WHAT YOU SHOULD DO: Can you write out all the lines word for word, with no pictures?

Dataset excerpts
— Begin —

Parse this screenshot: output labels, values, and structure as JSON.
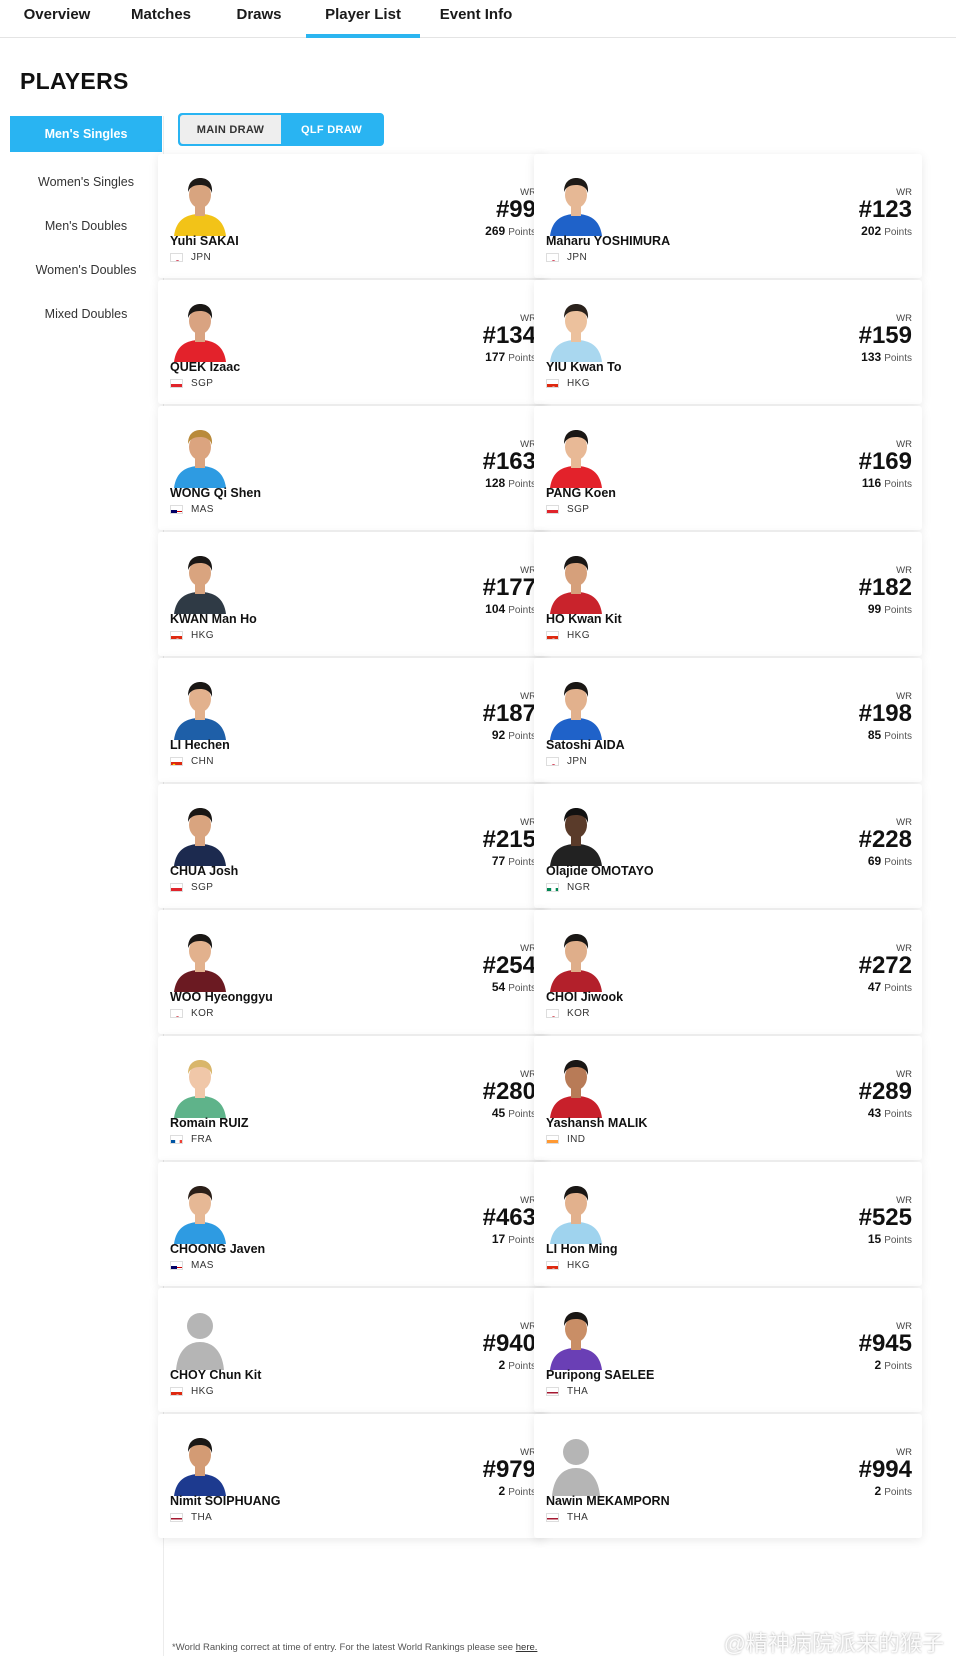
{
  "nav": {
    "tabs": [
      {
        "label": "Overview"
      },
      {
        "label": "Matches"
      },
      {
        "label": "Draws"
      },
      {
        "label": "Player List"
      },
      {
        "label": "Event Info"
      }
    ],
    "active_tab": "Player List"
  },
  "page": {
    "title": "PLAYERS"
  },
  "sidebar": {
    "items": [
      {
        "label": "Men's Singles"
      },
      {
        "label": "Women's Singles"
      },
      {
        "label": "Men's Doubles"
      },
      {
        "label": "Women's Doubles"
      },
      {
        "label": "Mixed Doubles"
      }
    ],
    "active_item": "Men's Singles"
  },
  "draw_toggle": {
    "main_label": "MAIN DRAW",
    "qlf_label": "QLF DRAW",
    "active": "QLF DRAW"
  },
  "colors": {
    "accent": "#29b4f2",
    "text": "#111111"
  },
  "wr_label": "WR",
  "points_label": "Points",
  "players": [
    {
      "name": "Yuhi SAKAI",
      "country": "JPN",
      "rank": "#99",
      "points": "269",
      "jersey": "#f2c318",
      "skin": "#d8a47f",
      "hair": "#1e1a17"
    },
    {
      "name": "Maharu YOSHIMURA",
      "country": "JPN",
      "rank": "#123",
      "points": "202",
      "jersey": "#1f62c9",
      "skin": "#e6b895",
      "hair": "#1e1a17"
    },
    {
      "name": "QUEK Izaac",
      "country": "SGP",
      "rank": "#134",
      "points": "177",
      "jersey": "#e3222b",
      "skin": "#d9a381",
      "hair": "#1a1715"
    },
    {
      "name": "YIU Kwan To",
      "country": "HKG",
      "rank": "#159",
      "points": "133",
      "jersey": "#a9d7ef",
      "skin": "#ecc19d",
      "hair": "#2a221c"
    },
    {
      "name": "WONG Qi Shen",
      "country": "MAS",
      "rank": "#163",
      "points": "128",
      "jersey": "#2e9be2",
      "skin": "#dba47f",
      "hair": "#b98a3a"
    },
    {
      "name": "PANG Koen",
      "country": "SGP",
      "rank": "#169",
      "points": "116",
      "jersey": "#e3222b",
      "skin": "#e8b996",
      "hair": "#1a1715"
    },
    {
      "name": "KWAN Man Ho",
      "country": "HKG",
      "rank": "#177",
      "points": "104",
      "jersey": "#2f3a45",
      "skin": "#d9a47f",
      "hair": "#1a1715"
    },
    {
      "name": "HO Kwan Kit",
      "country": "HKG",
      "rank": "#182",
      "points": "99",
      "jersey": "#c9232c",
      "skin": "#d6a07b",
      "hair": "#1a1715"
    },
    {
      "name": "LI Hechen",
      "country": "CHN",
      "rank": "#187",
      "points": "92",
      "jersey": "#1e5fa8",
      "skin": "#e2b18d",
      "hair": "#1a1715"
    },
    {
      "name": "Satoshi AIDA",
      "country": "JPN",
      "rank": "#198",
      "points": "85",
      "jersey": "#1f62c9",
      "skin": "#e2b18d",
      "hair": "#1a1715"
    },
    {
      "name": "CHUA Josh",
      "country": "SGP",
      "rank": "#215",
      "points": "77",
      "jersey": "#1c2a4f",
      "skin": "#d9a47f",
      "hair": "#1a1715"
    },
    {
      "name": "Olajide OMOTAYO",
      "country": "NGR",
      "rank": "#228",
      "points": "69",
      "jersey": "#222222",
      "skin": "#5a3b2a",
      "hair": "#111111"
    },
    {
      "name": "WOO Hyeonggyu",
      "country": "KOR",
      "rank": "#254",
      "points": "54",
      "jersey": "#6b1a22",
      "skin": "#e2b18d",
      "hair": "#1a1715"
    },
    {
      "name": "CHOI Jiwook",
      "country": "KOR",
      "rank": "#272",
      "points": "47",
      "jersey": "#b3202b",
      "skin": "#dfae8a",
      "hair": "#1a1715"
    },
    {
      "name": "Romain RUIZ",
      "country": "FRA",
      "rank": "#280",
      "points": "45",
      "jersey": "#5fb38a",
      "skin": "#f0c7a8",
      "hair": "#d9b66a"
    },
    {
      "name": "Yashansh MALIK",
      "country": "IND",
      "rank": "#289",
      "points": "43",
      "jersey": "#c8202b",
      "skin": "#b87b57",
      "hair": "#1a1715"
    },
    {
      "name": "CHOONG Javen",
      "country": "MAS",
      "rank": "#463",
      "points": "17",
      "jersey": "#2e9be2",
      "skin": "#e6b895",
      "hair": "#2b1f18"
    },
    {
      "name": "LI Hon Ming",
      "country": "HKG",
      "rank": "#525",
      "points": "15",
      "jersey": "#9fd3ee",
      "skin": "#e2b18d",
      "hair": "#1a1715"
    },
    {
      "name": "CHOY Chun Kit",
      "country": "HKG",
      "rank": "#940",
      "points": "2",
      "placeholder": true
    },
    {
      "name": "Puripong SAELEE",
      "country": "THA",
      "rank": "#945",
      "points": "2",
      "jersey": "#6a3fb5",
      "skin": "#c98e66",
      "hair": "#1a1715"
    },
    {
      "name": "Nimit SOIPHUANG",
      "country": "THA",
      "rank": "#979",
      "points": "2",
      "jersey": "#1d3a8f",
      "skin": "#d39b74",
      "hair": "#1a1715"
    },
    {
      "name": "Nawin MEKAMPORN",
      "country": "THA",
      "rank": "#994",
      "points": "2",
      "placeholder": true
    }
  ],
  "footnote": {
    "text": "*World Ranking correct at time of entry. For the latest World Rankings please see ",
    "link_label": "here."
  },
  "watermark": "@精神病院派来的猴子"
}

— End —

OUTPUT:
Parse this screenshot: output labels, values, and structure as JSON.
{
  "nav": {
    "tabs": [
      {
        "label": "Overview"
      },
      {
        "label": "Matches"
      },
      {
        "label": "Draws"
      },
      {
        "label": "Player List"
      },
      {
        "label": "Event Info"
      }
    ],
    "active_tab": "Player List"
  },
  "page": {
    "title": "PLAYERS"
  },
  "sidebar": {
    "items": [
      {
        "label": "Men's Singles"
      },
      {
        "label": "Women's Singles"
      },
      {
        "label": "Men's Doubles"
      },
      {
        "label": "Women's Doubles"
      },
      {
        "label": "Mixed Doubles"
      }
    ],
    "active_item": "Men's Singles"
  },
  "draw_toggle": {
    "main_label": "MAIN DRAW",
    "qlf_label": "QLF DRAW",
    "active": "QLF DRAW"
  },
  "colors": {
    "accent": "#29b4f2",
    "text": "#111111"
  },
  "wr_label": "WR",
  "points_label": "Points",
  "players": [
    {
      "name": "Yuhi SAKAI",
      "country": "JPN",
      "rank": "#99",
      "points": "269",
      "jersey": "#f2c318",
      "skin": "#d8a47f",
      "hair": "#1e1a17"
    },
    {
      "name": "Maharu YOSHIMURA",
      "country": "JPN",
      "rank": "#123",
      "points": "202",
      "jersey": "#1f62c9",
      "skin": "#e6b895",
      "hair": "#1e1a17"
    },
    {
      "name": "QUEK Izaac",
      "country": "SGP",
      "rank": "#134",
      "points": "177",
      "jersey": "#e3222b",
      "skin": "#d9a381",
      "hair": "#1a1715"
    },
    {
      "name": "YIU Kwan To",
      "country": "HKG",
      "rank": "#159",
      "points": "133",
      "jersey": "#a9d7ef",
      "skin": "#ecc19d",
      "hair": "#2a221c"
    },
    {
      "name": "WONG Qi Shen",
      "country": "MAS",
      "rank": "#163",
      "points": "128",
      "jersey": "#2e9be2",
      "skin": "#dba47f",
      "hair": "#b98a3a"
    },
    {
      "name": "PANG Koen",
      "country": "SGP",
      "rank": "#169",
      "points": "116",
      "jersey": "#e3222b",
      "skin": "#e8b996",
      "hair": "#1a1715"
    },
    {
      "name": "KWAN Man Ho",
      "country": "HKG",
      "rank": "#177",
      "points": "104",
      "jersey": "#2f3a45",
      "skin": "#d9a47f",
      "hair": "#1a1715"
    },
    {
      "name": "HO Kwan Kit",
      "country": "HKG",
      "rank": "#182",
      "points": "99",
      "jersey": "#c9232c",
      "skin": "#d6a07b",
      "hair": "#1a1715"
    },
    {
      "name": "LI Hechen",
      "country": "CHN",
      "rank": "#187",
      "points": "92",
      "jersey": "#1e5fa8",
      "skin": "#e2b18d",
      "hair": "#1a1715"
    },
    {
      "name": "Satoshi AIDA",
      "country": "JPN",
      "rank": "#198",
      "points": "85",
      "jersey": "#1f62c9",
      "skin": "#e2b18d",
      "hair": "#1a1715"
    },
    {
      "name": "CHUA Josh",
      "country": "SGP",
      "rank": "#215",
      "points": "77",
      "jersey": "#1c2a4f",
      "skin": "#d9a47f",
      "hair": "#1a1715"
    },
    {
      "name": "Olajide OMOTAYO",
      "country": "NGR",
      "rank": "#228",
      "points": "69",
      "jersey": "#222222",
      "skin": "#5a3b2a",
      "hair": "#111111"
    },
    {
      "name": "WOO Hyeonggyu",
      "country": "KOR",
      "rank": "#254",
      "points": "54",
      "jersey": "#6b1a22",
      "skin": "#e2b18d",
      "hair": "#1a1715"
    },
    {
      "name": "CHOI Jiwook",
      "country": "KOR",
      "rank": "#272",
      "points": "47",
      "jersey": "#b3202b",
      "skin": "#dfae8a",
      "hair": "#1a1715"
    },
    {
      "name": "Romain RUIZ",
      "country": "FRA",
      "rank": "#280",
      "points": "45",
      "jersey": "#5fb38a",
      "skin": "#f0c7a8",
      "hair": "#d9b66a"
    },
    {
      "name": "Yashansh MALIK",
      "country": "IND",
      "rank": "#289",
      "points": "43",
      "jersey": "#c8202b",
      "skin": "#b87b57",
      "hair": "#1a1715"
    },
    {
      "name": "CHOONG Javen",
      "country": "MAS",
      "rank": "#463",
      "points": "17",
      "jersey": "#2e9be2",
      "skin": "#e6b895",
      "hair": "#2b1f18"
    },
    {
      "name": "LI Hon Ming",
      "country": "HKG",
      "rank": "#525",
      "points": "15",
      "jersey": "#9fd3ee",
      "skin": "#e2b18d",
      "hair": "#1a1715"
    },
    {
      "name": "CHOY Chun Kit",
      "country": "HKG",
      "rank": "#940",
      "points": "2",
      "placeholder": true
    },
    {
      "name": "Puripong SAELEE",
      "country": "THA",
      "rank": "#945",
      "points": "2",
      "jersey": "#6a3fb5",
      "skin": "#c98e66",
      "hair": "#1a1715"
    },
    {
      "name": "Nimit SOIPHUANG",
      "country": "THA",
      "rank": "#979",
      "points": "2",
      "jersey": "#1d3a8f",
      "skin": "#d39b74",
      "hair": "#1a1715"
    },
    {
      "name": "Nawin MEKAMPORN",
      "country": "THA",
      "rank": "#994",
      "points": "2",
      "placeholder": true
    }
  ],
  "footnote": {
    "text": "*World Ranking correct at time of entry. For the latest World Rankings please see ",
    "link_label": "here."
  },
  "watermark": "@精神病院派来的猴子"
}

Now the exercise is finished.